(Structured figure records)
● ● ●

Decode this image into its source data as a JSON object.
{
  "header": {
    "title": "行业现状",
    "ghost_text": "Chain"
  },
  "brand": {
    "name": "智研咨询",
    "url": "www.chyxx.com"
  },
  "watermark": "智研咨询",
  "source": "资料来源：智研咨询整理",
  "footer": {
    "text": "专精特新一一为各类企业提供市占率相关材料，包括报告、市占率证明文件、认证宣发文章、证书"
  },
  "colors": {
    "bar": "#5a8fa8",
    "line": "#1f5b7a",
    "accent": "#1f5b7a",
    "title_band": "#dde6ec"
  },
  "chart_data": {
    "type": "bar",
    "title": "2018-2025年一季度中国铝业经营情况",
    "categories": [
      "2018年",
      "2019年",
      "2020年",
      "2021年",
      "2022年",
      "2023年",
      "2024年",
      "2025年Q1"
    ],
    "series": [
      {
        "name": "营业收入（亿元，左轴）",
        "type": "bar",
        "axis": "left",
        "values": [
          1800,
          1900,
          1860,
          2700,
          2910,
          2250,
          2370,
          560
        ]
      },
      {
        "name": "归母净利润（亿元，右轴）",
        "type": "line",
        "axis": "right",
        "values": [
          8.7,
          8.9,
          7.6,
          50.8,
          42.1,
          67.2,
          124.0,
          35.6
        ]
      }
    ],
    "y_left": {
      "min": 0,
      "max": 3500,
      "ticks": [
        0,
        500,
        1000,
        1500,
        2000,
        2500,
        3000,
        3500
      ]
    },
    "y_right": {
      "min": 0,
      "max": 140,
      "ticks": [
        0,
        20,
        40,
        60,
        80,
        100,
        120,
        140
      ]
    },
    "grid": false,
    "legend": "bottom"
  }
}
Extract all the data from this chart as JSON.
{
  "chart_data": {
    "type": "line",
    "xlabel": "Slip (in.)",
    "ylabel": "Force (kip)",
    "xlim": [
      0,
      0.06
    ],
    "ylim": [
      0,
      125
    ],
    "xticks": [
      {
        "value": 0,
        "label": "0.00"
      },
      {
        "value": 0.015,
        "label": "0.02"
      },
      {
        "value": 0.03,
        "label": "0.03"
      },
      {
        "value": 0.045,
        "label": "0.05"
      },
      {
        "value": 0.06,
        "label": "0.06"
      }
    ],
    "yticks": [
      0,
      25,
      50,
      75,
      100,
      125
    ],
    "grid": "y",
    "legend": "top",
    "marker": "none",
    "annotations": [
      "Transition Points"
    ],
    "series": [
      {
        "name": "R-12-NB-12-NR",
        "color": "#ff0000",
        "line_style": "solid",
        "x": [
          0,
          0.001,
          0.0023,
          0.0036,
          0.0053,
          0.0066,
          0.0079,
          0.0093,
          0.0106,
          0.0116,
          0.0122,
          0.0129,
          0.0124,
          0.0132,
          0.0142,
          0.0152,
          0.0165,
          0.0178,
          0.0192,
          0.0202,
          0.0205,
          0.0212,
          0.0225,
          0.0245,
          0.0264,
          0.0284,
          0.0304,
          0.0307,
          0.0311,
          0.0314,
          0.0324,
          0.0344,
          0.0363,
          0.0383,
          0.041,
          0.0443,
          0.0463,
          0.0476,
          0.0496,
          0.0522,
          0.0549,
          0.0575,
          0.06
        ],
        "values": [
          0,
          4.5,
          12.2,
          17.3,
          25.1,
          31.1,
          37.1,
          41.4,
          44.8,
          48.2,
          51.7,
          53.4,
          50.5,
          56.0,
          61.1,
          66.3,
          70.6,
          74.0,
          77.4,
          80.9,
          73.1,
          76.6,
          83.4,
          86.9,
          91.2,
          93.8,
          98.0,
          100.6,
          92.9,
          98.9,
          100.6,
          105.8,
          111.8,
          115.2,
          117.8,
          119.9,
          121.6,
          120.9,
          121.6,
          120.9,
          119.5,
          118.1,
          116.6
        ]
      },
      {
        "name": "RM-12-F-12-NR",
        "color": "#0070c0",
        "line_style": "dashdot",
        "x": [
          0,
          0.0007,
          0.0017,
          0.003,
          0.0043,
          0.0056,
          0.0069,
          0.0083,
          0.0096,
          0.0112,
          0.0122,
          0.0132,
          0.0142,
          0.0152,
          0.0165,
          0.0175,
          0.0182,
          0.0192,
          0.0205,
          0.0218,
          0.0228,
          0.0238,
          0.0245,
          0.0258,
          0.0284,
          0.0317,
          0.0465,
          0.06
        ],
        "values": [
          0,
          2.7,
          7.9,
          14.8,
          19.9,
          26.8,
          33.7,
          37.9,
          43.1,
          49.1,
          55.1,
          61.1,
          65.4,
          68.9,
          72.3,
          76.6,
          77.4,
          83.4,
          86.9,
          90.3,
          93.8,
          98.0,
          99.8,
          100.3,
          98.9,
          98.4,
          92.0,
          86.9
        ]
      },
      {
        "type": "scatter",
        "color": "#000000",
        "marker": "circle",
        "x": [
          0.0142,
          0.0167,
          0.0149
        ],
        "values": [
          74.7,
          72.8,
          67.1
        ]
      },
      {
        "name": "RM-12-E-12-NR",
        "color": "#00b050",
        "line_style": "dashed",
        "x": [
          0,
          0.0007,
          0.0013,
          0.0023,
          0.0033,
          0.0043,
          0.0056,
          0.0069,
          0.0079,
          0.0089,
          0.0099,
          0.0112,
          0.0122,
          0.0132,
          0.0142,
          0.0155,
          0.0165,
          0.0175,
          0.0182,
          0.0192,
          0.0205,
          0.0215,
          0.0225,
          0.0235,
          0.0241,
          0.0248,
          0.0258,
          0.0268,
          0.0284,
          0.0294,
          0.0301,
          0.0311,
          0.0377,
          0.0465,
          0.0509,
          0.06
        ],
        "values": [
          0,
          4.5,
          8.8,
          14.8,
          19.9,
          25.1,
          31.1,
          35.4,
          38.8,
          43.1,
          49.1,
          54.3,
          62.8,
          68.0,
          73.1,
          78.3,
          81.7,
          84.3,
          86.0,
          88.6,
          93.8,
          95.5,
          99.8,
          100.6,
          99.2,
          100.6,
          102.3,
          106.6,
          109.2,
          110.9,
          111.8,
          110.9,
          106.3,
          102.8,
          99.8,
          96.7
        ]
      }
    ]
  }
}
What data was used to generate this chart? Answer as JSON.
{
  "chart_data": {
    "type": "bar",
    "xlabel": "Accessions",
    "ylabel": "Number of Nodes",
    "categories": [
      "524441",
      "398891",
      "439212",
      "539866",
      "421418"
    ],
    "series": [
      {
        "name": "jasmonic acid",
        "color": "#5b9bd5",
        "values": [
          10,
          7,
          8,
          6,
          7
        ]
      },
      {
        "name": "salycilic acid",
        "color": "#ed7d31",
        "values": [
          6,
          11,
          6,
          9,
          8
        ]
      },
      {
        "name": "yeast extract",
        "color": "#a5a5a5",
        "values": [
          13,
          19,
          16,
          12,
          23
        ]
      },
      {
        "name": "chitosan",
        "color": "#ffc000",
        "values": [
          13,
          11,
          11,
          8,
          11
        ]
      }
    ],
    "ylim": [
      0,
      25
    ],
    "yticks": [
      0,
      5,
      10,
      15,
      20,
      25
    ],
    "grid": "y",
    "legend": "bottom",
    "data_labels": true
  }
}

● ● ●

Written problem
Which lines contain "ylabel"? Show each of them.

Result of the task
    "ylabel": "Force (kip)",
    "ylabel": "Number of Nodes",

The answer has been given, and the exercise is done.